* [Exercise directions]
Copy each line of the records below word for word, and leave out the pictures.

* [Exercise material]

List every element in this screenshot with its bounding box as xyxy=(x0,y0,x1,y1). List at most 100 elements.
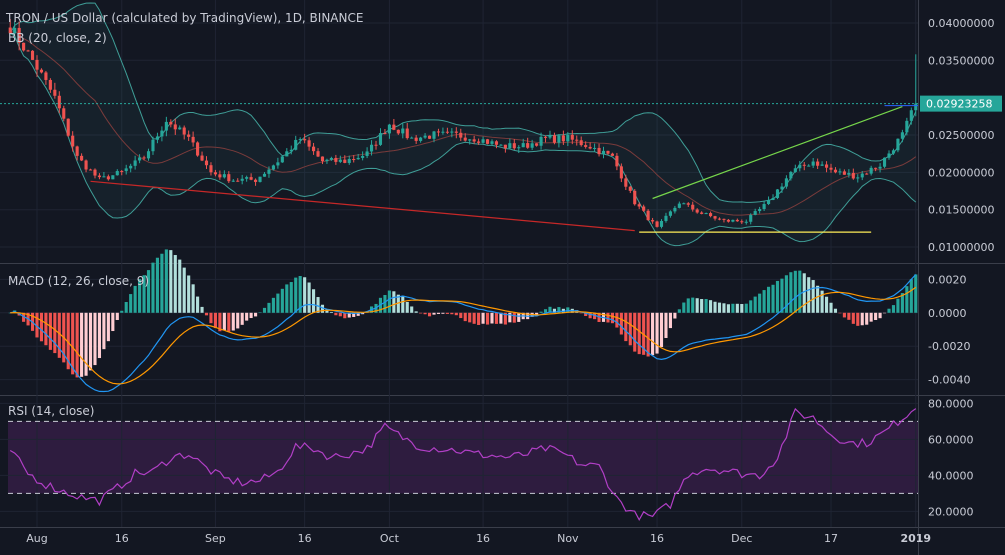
candle xyxy=(597,143,601,157)
candle-body xyxy=(102,176,106,178)
candle-body xyxy=(717,218,722,220)
macd-histogram-bar xyxy=(722,303,726,313)
candle xyxy=(338,155,342,164)
macd-histogram-bar xyxy=(485,312,490,325)
macd-histogram-bar xyxy=(334,312,338,316)
candle-body xyxy=(704,213,708,215)
candle xyxy=(847,169,851,178)
candles[interactable] xyxy=(8,19,918,229)
axes: 0.04000000 0.03500000 0.02500000 0.02000000… xyxy=(26,17,994,545)
candle-body xyxy=(767,199,771,205)
candle xyxy=(405,122,409,140)
time-tick-label: Oct xyxy=(380,532,400,545)
macd-histogram-bar xyxy=(740,304,744,313)
candle-body xyxy=(588,146,592,149)
macd-histogram-bar xyxy=(490,312,494,324)
candle-body xyxy=(115,171,119,176)
candle xyxy=(155,132,159,144)
price-tick-label: 0.04000000 xyxy=(928,17,994,30)
candle-body xyxy=(833,169,838,173)
candle-body xyxy=(775,189,780,198)
candle xyxy=(744,219,748,225)
candle xyxy=(762,200,766,211)
macd-histogram-bar xyxy=(106,312,110,342)
candle-body xyxy=(713,216,717,219)
candle-body xyxy=(276,162,280,166)
macd-histogram-bar xyxy=(780,278,784,313)
macd-histogram-bar xyxy=(717,302,722,313)
macd-histogram-bar xyxy=(517,312,521,322)
candle xyxy=(793,164,797,173)
macd-histogram-bar xyxy=(329,311,333,313)
macd-histogram-bar xyxy=(726,304,730,313)
chart-title: TRON / US Dollar (calculated by TradingV… xyxy=(5,11,363,25)
candle xyxy=(874,167,878,172)
candle xyxy=(789,170,793,181)
candle xyxy=(802,162,806,171)
candle-body xyxy=(731,219,735,222)
candle-body xyxy=(227,174,231,182)
macd-histogram-bar xyxy=(111,312,115,332)
candle-body xyxy=(780,186,784,190)
macd-histogram-bar xyxy=(75,312,79,378)
macd-histogram-bar xyxy=(258,312,262,313)
rsi-tick-label: 80.0000 xyxy=(928,397,974,410)
macd-histogram-bar xyxy=(191,284,195,313)
macd-histogram-bar xyxy=(138,279,142,313)
candle xyxy=(53,82,57,99)
candle-body xyxy=(744,221,748,223)
macd-histogram-bar xyxy=(102,312,106,350)
macd-histogram-bar xyxy=(762,290,766,313)
candle-body xyxy=(789,171,793,179)
candle xyxy=(303,133,307,144)
candle xyxy=(378,128,383,146)
candle xyxy=(503,144,507,153)
rsi-line xyxy=(9,407,917,522)
candle-body xyxy=(262,173,267,177)
rsi-tick-label: 40.0000 xyxy=(928,469,974,482)
candle-body xyxy=(566,134,570,142)
macd-histogram-bar xyxy=(900,293,904,313)
candle-body xyxy=(557,135,561,143)
candle xyxy=(499,144,503,146)
candle xyxy=(392,118,396,131)
rsi-tick-label: 20.0000 xyxy=(928,505,974,518)
candle-body xyxy=(120,171,124,173)
candle xyxy=(280,155,284,163)
candle xyxy=(57,91,61,114)
candle-body xyxy=(294,139,298,150)
macd-histogram-bar xyxy=(227,312,231,332)
candle xyxy=(575,135,579,146)
macd-histogram-bar xyxy=(793,270,797,313)
time-tick-label: 2019 xyxy=(900,532,931,545)
macd-histogram-bar xyxy=(445,312,449,314)
candle-body xyxy=(378,133,383,145)
candle-body xyxy=(575,139,579,141)
macd-histogram-bar xyxy=(155,257,159,313)
candle xyxy=(245,175,249,182)
macd-histogram-bar xyxy=(129,294,133,313)
macd-histogram-bar xyxy=(454,312,458,316)
candle xyxy=(352,155,356,163)
candle xyxy=(151,136,155,155)
macd-histogram-bar xyxy=(84,312,88,376)
candle-body xyxy=(303,139,307,141)
candle xyxy=(606,150,610,155)
candle-body xyxy=(401,128,405,134)
candle xyxy=(262,172,267,177)
candle-body xyxy=(829,167,833,170)
candle xyxy=(187,130,191,141)
candle xyxy=(75,145,79,161)
candle-body xyxy=(44,72,48,80)
macd-histogram-bar xyxy=(35,312,39,338)
bb-basis xyxy=(9,29,917,216)
candle-body xyxy=(17,27,21,43)
macd-histogram-bar xyxy=(811,280,815,313)
candle xyxy=(169,119,173,128)
candle xyxy=(700,211,704,215)
candle xyxy=(860,171,864,181)
macd-histogram-bar xyxy=(271,297,275,313)
macd-histogram-bar xyxy=(615,312,619,328)
macd-histogram-bar xyxy=(151,262,155,313)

* [Final result]
List every element in this screenshot with its bounding box as xyxy=(x0,y0,x1,y1). List at most 100 elements.
candle xyxy=(597,143,601,157)
candle-body xyxy=(102,176,106,178)
candle-body xyxy=(717,218,722,220)
macd-histogram-bar xyxy=(722,303,726,313)
candle xyxy=(338,155,342,164)
macd-histogram-bar xyxy=(485,312,490,325)
macd-histogram-bar xyxy=(334,312,338,316)
candle-body xyxy=(704,213,708,215)
candle xyxy=(847,169,851,178)
candles[interactable] xyxy=(8,19,918,229)
axes: 0.04000000 0.03500000 0.02500000 0.02000000… xyxy=(26,17,994,545)
candle-body xyxy=(767,199,771,205)
candle xyxy=(405,122,409,140)
time-tick-label: Oct xyxy=(380,532,400,545)
macd-histogram-bar xyxy=(740,304,744,313)
candle-body xyxy=(588,146,592,149)
macd-histogram-bar xyxy=(490,312,494,324)
candle-body xyxy=(115,171,119,176)
candle xyxy=(155,132,159,144)
price-tick-label: 0.04000000 xyxy=(928,17,994,30)
candle-body xyxy=(833,169,838,173)
candle-body xyxy=(775,189,780,198)
candle xyxy=(744,219,748,225)
candle xyxy=(762,200,766,211)
macd-histogram-bar xyxy=(106,312,110,342)
candle-body xyxy=(713,216,717,219)
candle-body xyxy=(276,162,280,166)
macd-histogram-bar xyxy=(780,278,784,313)
macd-histogram-bar xyxy=(717,302,722,313)
macd-histogram-bar xyxy=(517,312,521,322)
candle xyxy=(793,164,797,173)
macd-histogram-bar xyxy=(329,311,333,313)
macd-histogram-bar xyxy=(726,304,730,313)
chart-title: TRON / US Dollar (calculated by TradingV… xyxy=(5,11,363,25)
candle xyxy=(874,167,878,172)
candle xyxy=(789,170,793,181)
candle xyxy=(802,162,806,171)
candle-body xyxy=(731,219,735,222)
candle-body xyxy=(227,174,231,182)
macd-histogram-bar xyxy=(111,312,115,332)
candle-body xyxy=(780,186,784,190)
macd-histogram-bar xyxy=(75,312,79,378)
macd-histogram-bar xyxy=(258,312,262,313)
rsi-tick-label: 80.0000 xyxy=(928,397,974,410)
macd-histogram-bar xyxy=(191,284,195,313)
macd-histogram-bar xyxy=(138,279,142,313)
candle xyxy=(53,82,57,99)
candle-body xyxy=(744,221,748,223)
macd-histogram-bar xyxy=(102,312,106,350)
macd-histogram-bar xyxy=(762,290,766,313)
candle-body xyxy=(789,171,793,179)
candle xyxy=(303,133,307,144)
candle xyxy=(378,128,383,146)
candle xyxy=(503,144,507,153)
rsi-line xyxy=(9,407,917,522)
candle-body xyxy=(262,173,267,177)
rsi-tick-label: 40.0000 xyxy=(928,469,974,482)
candle-body xyxy=(566,134,570,142)
macd-histogram-bar xyxy=(900,293,904,313)
candle-body xyxy=(557,135,561,143)
candle xyxy=(499,144,503,146)
candle xyxy=(392,118,396,131)
rsi-tick-label: 20.0000 xyxy=(928,505,974,518)
candle-body xyxy=(120,171,124,173)
candle xyxy=(280,155,284,163)
candle xyxy=(57,91,61,114)
candle-body xyxy=(294,139,298,150)
macd-histogram-bar xyxy=(227,312,231,332)
candle xyxy=(575,135,579,146)
macd-histogram-bar xyxy=(793,270,797,313)
time-tick-label: 2019 xyxy=(900,532,931,545)
macd-histogram-bar xyxy=(445,312,449,314)
candle-body xyxy=(378,133,383,145)
candle-body xyxy=(575,139,579,141)
macd-histogram-bar xyxy=(155,257,159,313)
candle xyxy=(245,175,249,182)
macd-histogram-bar xyxy=(129,294,133,313)
macd-histogram-bar xyxy=(454,312,458,316)
candle xyxy=(352,155,356,163)
candle xyxy=(151,136,155,155)
macd-histogram-bar xyxy=(84,312,88,376)
candle-body xyxy=(303,139,307,141)
candle xyxy=(606,150,610,155)
candle-body xyxy=(401,128,405,134)
candle xyxy=(262,172,267,177)
candle-body xyxy=(829,167,833,170)
candle xyxy=(187,130,191,141)
candle xyxy=(75,145,79,161)
candle-body xyxy=(44,72,48,80)
macd-histogram-bar xyxy=(35,312,39,338)
bb-basis xyxy=(9,29,917,216)
candle-body xyxy=(17,27,21,43)
macd-histogram-bar xyxy=(811,280,815,313)
candle xyxy=(169,119,173,128)
candle xyxy=(700,211,704,215)
candle xyxy=(860,171,864,181)
macd-histogram-bar xyxy=(271,297,275,313)
macd-histogram-bar xyxy=(615,312,619,328)
macd-histogram-bar xyxy=(151,262,155,313)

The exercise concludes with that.